▶ WORK TO DO
Copy each line of the material below that includes the string "Jean".

(Recorded data)
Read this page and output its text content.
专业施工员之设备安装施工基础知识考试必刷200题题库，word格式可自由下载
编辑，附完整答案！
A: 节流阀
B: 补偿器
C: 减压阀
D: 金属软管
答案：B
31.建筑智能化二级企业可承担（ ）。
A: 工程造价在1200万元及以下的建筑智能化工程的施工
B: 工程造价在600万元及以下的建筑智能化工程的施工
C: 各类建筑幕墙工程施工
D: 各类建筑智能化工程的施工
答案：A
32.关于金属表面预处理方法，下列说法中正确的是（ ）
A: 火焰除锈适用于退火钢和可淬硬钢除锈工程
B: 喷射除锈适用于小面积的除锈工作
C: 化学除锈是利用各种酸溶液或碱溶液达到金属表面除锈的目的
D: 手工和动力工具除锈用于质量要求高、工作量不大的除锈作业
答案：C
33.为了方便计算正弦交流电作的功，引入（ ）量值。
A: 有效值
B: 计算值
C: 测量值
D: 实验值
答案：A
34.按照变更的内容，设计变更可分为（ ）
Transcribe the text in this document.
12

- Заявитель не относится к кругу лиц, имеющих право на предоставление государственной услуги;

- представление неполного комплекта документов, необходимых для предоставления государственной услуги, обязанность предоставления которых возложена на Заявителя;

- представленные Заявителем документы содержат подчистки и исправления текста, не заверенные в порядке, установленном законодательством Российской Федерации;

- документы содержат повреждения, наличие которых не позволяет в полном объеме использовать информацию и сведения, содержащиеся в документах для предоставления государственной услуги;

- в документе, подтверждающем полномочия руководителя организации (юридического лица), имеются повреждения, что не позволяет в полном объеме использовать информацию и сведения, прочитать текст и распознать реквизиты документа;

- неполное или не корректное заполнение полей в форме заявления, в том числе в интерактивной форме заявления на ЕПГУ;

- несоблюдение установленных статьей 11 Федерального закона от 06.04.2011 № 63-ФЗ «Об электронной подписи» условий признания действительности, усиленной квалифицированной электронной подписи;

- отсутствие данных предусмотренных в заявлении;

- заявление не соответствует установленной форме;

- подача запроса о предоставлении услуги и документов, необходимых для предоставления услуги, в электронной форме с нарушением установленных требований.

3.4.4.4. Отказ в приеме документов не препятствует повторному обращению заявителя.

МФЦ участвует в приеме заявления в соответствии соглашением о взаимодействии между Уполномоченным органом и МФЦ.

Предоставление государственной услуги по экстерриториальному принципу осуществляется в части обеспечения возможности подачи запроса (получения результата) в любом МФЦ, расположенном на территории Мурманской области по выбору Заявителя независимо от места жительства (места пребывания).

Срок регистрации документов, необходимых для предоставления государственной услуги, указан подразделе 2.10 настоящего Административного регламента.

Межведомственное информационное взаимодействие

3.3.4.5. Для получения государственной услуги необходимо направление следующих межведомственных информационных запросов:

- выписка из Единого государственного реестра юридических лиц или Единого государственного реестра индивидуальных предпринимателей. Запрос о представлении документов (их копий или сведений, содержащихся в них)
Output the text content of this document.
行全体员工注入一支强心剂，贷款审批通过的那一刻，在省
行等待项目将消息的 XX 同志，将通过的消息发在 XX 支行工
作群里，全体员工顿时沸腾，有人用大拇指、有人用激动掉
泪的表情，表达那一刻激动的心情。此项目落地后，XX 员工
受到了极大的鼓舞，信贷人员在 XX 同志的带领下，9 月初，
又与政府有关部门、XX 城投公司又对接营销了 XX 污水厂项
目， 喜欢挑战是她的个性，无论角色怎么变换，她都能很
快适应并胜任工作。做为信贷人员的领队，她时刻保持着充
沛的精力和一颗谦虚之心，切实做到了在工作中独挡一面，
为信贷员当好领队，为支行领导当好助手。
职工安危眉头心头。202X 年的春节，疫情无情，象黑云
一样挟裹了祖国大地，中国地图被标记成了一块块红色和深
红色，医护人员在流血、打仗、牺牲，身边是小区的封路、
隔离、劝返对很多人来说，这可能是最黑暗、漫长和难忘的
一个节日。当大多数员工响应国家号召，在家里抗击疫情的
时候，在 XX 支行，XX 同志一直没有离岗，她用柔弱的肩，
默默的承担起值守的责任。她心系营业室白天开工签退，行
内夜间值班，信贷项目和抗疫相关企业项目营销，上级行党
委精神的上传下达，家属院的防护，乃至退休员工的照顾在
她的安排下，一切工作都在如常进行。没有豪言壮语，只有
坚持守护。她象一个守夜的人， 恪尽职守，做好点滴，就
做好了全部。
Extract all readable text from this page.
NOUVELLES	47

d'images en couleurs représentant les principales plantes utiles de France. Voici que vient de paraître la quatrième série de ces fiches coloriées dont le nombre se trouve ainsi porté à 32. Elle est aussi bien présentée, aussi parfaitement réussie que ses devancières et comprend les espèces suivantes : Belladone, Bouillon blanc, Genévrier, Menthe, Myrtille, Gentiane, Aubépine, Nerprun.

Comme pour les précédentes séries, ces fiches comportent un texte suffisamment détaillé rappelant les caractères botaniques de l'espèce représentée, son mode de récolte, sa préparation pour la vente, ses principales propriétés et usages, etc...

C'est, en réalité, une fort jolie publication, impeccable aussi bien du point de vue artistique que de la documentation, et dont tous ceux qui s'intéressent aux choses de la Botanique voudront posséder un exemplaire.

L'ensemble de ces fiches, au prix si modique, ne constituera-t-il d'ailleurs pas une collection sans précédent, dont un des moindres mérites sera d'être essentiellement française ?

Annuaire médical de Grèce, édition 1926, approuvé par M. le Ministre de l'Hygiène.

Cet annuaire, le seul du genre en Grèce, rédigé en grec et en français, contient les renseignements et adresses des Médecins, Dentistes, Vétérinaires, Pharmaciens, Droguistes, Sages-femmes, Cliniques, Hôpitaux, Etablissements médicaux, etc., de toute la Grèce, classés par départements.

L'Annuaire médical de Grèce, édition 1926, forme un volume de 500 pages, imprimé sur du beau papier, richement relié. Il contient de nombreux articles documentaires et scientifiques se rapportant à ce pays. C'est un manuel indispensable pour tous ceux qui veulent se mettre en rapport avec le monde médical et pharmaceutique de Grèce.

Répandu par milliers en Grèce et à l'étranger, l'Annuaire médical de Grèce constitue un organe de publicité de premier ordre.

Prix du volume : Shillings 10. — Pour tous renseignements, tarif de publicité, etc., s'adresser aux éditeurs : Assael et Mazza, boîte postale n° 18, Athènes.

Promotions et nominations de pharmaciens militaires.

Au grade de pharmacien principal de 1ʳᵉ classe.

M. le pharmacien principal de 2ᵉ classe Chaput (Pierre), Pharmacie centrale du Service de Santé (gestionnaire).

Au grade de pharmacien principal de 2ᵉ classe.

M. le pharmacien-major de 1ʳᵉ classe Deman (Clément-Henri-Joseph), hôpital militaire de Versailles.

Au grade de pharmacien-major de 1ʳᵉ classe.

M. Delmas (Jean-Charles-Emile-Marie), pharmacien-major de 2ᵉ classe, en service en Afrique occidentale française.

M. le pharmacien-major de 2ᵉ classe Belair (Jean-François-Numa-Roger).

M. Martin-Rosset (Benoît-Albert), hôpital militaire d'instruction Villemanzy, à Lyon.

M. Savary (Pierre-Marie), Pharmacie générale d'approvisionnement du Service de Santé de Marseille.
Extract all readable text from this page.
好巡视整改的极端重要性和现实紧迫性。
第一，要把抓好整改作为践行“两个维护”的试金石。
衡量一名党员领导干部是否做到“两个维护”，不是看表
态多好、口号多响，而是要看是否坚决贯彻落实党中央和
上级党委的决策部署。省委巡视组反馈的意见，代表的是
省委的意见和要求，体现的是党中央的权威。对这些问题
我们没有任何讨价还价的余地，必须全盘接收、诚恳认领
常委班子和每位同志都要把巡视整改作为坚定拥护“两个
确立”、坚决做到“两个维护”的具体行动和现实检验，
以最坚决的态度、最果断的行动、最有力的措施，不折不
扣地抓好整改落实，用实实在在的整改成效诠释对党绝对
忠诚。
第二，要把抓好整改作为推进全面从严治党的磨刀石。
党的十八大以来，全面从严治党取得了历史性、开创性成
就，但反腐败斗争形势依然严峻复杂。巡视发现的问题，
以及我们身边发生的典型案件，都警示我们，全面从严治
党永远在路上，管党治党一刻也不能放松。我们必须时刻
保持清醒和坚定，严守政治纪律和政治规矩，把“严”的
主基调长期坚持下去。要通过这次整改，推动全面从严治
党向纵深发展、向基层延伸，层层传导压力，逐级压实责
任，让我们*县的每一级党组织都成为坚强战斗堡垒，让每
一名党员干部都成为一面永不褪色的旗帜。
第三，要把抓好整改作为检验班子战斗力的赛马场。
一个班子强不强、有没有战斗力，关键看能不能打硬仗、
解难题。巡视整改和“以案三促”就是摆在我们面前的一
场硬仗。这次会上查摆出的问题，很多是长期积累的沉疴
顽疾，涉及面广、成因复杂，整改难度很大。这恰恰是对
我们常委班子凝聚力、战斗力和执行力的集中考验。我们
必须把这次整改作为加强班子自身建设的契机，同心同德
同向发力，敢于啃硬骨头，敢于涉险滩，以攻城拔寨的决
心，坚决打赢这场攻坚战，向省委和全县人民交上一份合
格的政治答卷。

▶ COMPLETE OUTPUT
M. Delmas (Jean-Charles-Emile-Marie), pharmacien-major de 2ᵉ classe, en service en Afrique occidentale française.
M. le pharmacien-major de 2ᵉ classe Belair (Jean-François-Numa-Roger).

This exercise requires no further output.